**TASK INSTRUCTIONS**
Each entry below must be repeated exactly, with pictures left out.

Figure contents as structured data
☆ ☆ ☆

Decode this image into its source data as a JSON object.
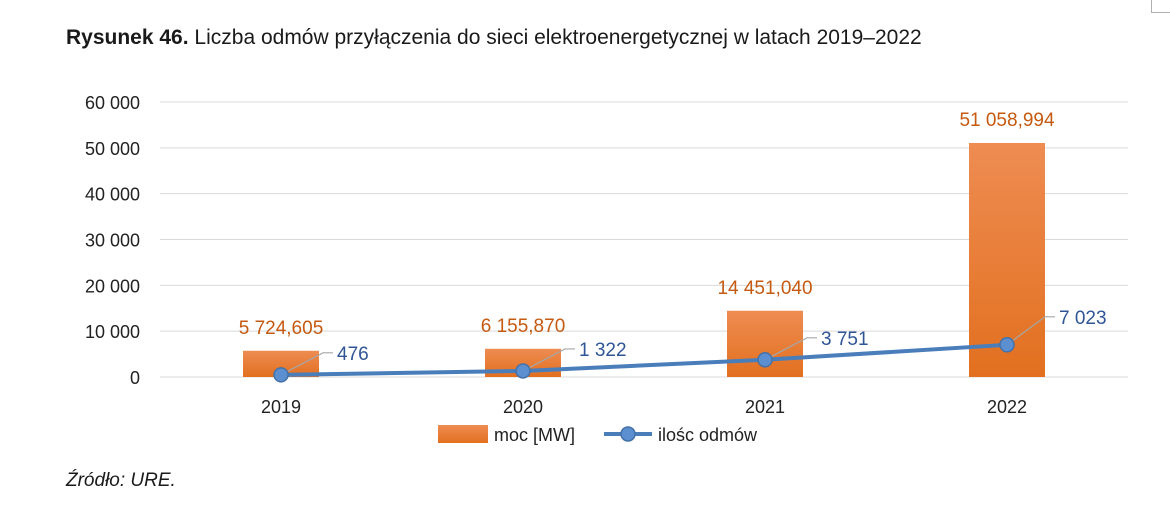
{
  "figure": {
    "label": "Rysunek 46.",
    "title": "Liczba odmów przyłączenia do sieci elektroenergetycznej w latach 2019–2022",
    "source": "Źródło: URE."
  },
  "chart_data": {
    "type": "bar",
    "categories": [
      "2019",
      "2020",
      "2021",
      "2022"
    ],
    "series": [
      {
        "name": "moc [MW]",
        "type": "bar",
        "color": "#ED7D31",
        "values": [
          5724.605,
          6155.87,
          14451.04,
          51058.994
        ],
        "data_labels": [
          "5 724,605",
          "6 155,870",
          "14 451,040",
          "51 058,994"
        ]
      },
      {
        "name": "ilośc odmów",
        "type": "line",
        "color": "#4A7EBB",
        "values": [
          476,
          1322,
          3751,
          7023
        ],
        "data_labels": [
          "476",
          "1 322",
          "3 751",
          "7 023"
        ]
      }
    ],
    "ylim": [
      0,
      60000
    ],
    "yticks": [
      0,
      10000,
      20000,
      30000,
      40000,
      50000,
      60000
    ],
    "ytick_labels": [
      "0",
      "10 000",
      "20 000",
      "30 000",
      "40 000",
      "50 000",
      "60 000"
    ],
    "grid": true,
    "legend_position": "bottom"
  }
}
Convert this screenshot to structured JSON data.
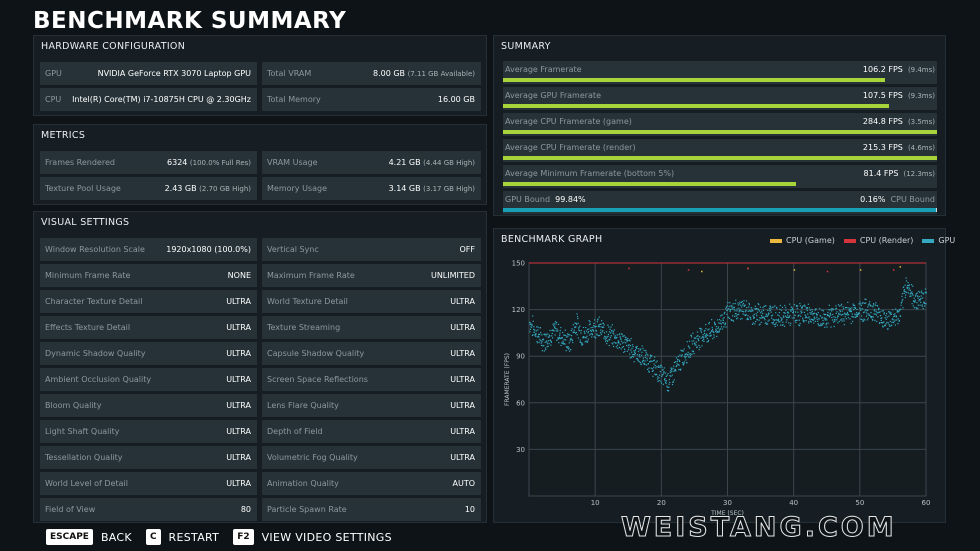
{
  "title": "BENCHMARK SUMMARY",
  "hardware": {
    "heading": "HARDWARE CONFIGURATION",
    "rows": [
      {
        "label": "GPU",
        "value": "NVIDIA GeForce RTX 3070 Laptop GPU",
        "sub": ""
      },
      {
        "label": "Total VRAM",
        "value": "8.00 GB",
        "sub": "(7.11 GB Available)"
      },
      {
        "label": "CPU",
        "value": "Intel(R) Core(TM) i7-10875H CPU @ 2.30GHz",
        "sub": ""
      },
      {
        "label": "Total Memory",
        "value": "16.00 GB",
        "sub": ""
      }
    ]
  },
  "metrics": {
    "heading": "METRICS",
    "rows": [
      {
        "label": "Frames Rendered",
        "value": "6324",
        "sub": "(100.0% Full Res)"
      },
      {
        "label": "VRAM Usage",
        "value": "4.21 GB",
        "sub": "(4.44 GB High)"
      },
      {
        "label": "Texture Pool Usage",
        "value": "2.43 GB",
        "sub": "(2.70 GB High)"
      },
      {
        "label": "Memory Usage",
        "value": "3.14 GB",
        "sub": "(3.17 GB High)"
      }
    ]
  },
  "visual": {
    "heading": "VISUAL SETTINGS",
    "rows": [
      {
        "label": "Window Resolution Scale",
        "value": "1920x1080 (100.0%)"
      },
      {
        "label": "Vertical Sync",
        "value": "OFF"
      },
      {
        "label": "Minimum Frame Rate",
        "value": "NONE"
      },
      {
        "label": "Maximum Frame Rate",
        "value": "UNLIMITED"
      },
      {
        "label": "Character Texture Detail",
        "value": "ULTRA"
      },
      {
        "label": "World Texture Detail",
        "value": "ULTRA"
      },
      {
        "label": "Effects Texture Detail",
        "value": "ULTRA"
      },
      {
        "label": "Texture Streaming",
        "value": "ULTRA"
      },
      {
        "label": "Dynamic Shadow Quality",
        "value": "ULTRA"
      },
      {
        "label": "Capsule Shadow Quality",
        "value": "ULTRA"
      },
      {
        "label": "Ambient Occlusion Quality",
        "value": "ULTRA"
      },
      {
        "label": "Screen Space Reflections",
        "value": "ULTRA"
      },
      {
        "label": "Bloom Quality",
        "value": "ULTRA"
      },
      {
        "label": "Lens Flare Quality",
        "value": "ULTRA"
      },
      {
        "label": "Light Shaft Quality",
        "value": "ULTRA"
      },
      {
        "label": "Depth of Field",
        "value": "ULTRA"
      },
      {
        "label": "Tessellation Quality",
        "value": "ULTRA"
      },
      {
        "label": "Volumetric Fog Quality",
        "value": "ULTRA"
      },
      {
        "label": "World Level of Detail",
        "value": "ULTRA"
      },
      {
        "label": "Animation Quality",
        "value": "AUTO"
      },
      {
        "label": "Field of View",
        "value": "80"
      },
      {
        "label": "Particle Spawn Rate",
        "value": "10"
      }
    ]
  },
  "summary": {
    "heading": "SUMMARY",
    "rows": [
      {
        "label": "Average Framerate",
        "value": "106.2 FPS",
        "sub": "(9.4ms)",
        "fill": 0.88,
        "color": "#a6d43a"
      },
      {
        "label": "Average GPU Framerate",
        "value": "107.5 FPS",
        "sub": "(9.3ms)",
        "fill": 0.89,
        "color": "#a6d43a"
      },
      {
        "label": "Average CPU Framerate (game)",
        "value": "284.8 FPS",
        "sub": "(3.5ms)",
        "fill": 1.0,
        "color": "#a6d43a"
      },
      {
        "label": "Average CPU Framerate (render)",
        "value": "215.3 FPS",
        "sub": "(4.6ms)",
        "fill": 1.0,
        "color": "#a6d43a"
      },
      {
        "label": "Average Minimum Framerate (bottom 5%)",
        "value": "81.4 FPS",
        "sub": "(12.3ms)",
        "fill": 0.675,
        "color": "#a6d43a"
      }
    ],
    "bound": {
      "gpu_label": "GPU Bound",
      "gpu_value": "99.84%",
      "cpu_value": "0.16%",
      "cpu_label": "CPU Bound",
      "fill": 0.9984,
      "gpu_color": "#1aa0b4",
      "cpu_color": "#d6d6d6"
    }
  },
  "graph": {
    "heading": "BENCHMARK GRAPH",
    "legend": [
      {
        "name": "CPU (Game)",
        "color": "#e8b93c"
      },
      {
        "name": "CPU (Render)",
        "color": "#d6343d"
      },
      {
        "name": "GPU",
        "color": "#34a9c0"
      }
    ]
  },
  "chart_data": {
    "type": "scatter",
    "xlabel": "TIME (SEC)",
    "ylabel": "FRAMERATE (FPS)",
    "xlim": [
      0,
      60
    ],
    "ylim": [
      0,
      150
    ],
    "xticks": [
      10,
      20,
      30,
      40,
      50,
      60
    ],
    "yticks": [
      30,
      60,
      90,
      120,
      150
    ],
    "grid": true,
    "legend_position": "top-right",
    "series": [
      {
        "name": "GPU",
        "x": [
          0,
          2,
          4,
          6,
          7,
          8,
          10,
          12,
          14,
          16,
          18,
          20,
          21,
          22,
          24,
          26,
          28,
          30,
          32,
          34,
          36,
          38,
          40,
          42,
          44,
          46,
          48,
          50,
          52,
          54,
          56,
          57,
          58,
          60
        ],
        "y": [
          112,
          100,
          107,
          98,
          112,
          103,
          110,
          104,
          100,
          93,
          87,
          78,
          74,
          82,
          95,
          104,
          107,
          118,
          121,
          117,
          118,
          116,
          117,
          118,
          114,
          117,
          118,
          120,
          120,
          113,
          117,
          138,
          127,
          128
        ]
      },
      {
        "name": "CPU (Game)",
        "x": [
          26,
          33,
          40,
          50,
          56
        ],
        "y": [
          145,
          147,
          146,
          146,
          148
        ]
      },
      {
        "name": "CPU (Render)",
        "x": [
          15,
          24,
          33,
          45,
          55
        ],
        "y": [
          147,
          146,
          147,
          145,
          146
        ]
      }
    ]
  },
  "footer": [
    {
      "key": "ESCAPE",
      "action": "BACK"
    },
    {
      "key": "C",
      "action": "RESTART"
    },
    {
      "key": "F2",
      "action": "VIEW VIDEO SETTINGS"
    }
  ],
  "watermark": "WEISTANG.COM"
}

☆ ☆ ☆

**TASK RESPONSE**
Decode this image into its source data as a JSON object.
{
  "figure": {
    "label": "Rysunek 46.",
    "title": "Liczba odmów przyłączenia do sieci elektroenergetycznej w latach 2019–2022",
    "source": "Źródło: URE."
  },
  "chart_data": {
    "type": "bar",
    "categories": [
      "2019",
      "2020",
      "2021",
      "2022"
    ],
    "series": [
      {
        "name": "moc [MW]",
        "type": "bar",
        "color": "#ED7D31",
        "values": [
          5724.605,
          6155.87,
          14451.04,
          51058.994
        ],
        "data_labels": [
          "5 724,605",
          "6 155,870",
          "14 451,040",
          "51 058,994"
        ]
      },
      {
        "name": "ilośc odmów",
        "type": "line",
        "color": "#4A7EBB",
        "values": [
          476,
          1322,
          3751,
          7023
        ],
        "data_labels": [
          "476",
          "1 322",
          "3 751",
          "7 023"
        ]
      }
    ],
    "ylim": [
      0,
      60000
    ],
    "yticks": [
      0,
      10000,
      20000,
      30000,
      40000,
      50000,
      60000
    ],
    "ytick_labels": [
      "0",
      "10 000",
      "20 000",
      "30 000",
      "40 000",
      "50 000",
      "60 000"
    ],
    "grid": true,
    "legend_position": "bottom"
  }
}
Convert this screenshot to structured JSON data.
{
  "title": "BENCHMARK SUMMARY",
  "hardware": {
    "heading": "HARDWARE CONFIGURATION",
    "rows": [
      {
        "label": "GPU",
        "value": "NVIDIA GeForce RTX 3070 Laptop GPU",
        "sub": ""
      },
      {
        "label": "Total VRAM",
        "value": "8.00 GB",
        "sub": "(7.11 GB Available)"
      },
      {
        "label": "CPU",
        "value": "Intel(R) Core(TM) i7-10875H CPU @ 2.30GHz",
        "sub": ""
      },
      {
        "label": "Total Memory",
        "value": "16.00 GB",
        "sub": ""
      }
    ]
  },
  "metrics": {
    "heading": "METRICS",
    "rows": [
      {
        "label": "Frames Rendered",
        "value": "6324",
        "sub": "(100.0% Full Res)"
      },
      {
        "label": "VRAM Usage",
        "value": "4.21 GB",
        "sub": "(4.44 GB High)"
      },
      {
        "label": "Texture Pool Usage",
        "value": "2.43 GB",
        "sub": "(2.70 GB High)"
      },
      {
        "label": "Memory Usage",
        "value": "3.14 GB",
        "sub": "(3.17 GB High)"
      }
    ]
  },
  "visual": {
    "heading": "VISUAL SETTINGS",
    "rows": [
      {
        "label": "Window Resolution Scale",
        "value": "1920x1080 (100.0%)"
      },
      {
        "label": "Vertical Sync",
        "value": "OFF"
      },
      {
        "label": "Minimum Frame Rate",
        "value": "NONE"
      },
      {
        "label": "Maximum Frame Rate",
        "value": "UNLIMITED"
      },
      {
        "label": "Character Texture Detail",
        "value": "ULTRA"
      },
      {
        "label": "World Texture Detail",
        "value": "ULTRA"
      },
      {
        "label": "Effects Texture Detail",
        "value": "ULTRA"
      },
      {
        "label": "Texture Streaming",
        "value": "ULTRA"
      },
      {
        "label": "Dynamic Shadow Quality",
        "value": "ULTRA"
      },
      {
        "label": "Capsule Shadow Quality",
        "value": "ULTRA"
      },
      {
        "label": "Ambient Occlusion Quality",
        "value": "ULTRA"
      },
      {
        "label": "Screen Space Reflections",
        "value": "ULTRA"
      },
      {
        "label": "Bloom Quality",
        "value": "ULTRA"
      },
      {
        "label": "Lens Flare Quality",
        "value": "ULTRA"
      },
      {
        "label": "Light Shaft Quality",
        "value": "ULTRA"
      },
      {
        "label": "Depth of Field",
        "value": "ULTRA"
      },
      {
        "label": "Tessellation Quality",
        "value": "ULTRA"
      },
      {
        "label": "Volumetric Fog Quality",
        "value": "ULTRA"
      },
      {
        "label": "World Level of Detail",
        "value": "ULTRA"
      },
      {
        "label": "Animation Quality",
        "value": "AUTO"
      },
      {
        "label": "Field of View",
        "value": "80"
      },
      {
        "label": "Particle Spawn Rate",
        "value": "10"
      }
    ]
  },
  "summary": {
    "heading": "SUMMARY",
    "rows": [
      {
        "label": "Average Framerate",
        "value": "106.2 FPS",
        "sub": "(9.4ms)",
        "fill": 0.88,
        "color": "#a6d43a"
      },
      {
        "label": "Average GPU Framerate",
        "value": "107.5 FPS",
        "sub": "(9.3ms)",
        "fill": 0.89,
        "color": "#a6d43a"
      },
      {
        "label": "Average CPU Framerate (game)",
        "value": "284.8 FPS",
        "sub": "(3.5ms)",
        "fill": 1.0,
        "color": "#a6d43a"
      },
      {
        "label": "Average CPU Framerate (render)",
        "value": "215.3 FPS",
        "sub": "(4.6ms)",
        "fill": 1.0,
        "color": "#a6d43a"
      },
      {
        "label": "Average Minimum Framerate (bottom 5%)",
        "value": "81.4 FPS",
        "sub": "(12.3ms)",
        "fill": 0.675,
        "color": "#a6d43a"
      }
    ],
    "bound": {
      "gpu_label": "GPU Bound",
      "gpu_value": "99.84%",
      "cpu_value": "0.16%",
      "cpu_label": "CPU Bound",
      "fill": 0.9984,
      "gpu_color": "#1aa0b4",
      "cpu_color": "#d6d6d6"
    }
  },
  "graph": {
    "heading": "BENCHMARK GRAPH",
    "legend": [
      {
        "name": "CPU (Game)",
        "color": "#e8b93c"
      },
      {
        "name": "CPU (Render)",
        "color": "#d6343d"
      },
      {
        "name": "GPU",
        "color": "#34a9c0"
      }
    ]
  },
  "chart_data": {
    "type": "scatter",
    "xlabel": "TIME (SEC)",
    "ylabel": "FRAMERATE (FPS)",
    "xlim": [
      0,
      60
    ],
    "ylim": [
      0,
      150
    ],
    "xticks": [
      10,
      20,
      30,
      40,
      50,
      60
    ],
    "yticks": [
      30,
      60,
      90,
      120,
      150
    ],
    "grid": true,
    "legend_position": "top-right",
    "series": [
      {
        "name": "GPU",
        "x": [
          0,
          2,
          4,
          6,
          7,
          8,
          10,
          12,
          14,
          16,
          18,
          20,
          21,
          22,
          24,
          26,
          28,
          30,
          32,
          34,
          36,
          38,
          40,
          42,
          44,
          46,
          48,
          50,
          52,
          54,
          56,
          57,
          58,
          60
        ],
        "y": [
          112,
          100,
          107,
          98,
          112,
          103,
          110,
          104,
          100,
          93,
          87,
          78,
          74,
          82,
          95,
          104,
          107,
          118,
          121,
          117,
          118,
          116,
          117,
          118,
          114,
          117,
          118,
          120,
          120,
          113,
          117,
          138,
          127,
          128
        ]
      },
      {
        "name": "CPU (Game)",
        "x": [
          26,
          33,
          40,
          50,
          56
        ],
        "y": [
          145,
          147,
          146,
          146,
          148
        ]
      },
      {
        "name": "CPU (Render)",
        "x": [
          15,
          24,
          33,
          45,
          55
        ],
        "y": [
          147,
          146,
          147,
          145,
          146
        ]
      }
    ]
  },
  "footer": [
    {
      "key": "ESCAPE",
      "action": "BACK"
    },
    {
      "key": "C",
      "action": "RESTART"
    },
    {
      "key": "F2",
      "action": "VIEW VIDEO SETTINGS"
    }
  ],
  "watermark": "WEISTANG.COM"
}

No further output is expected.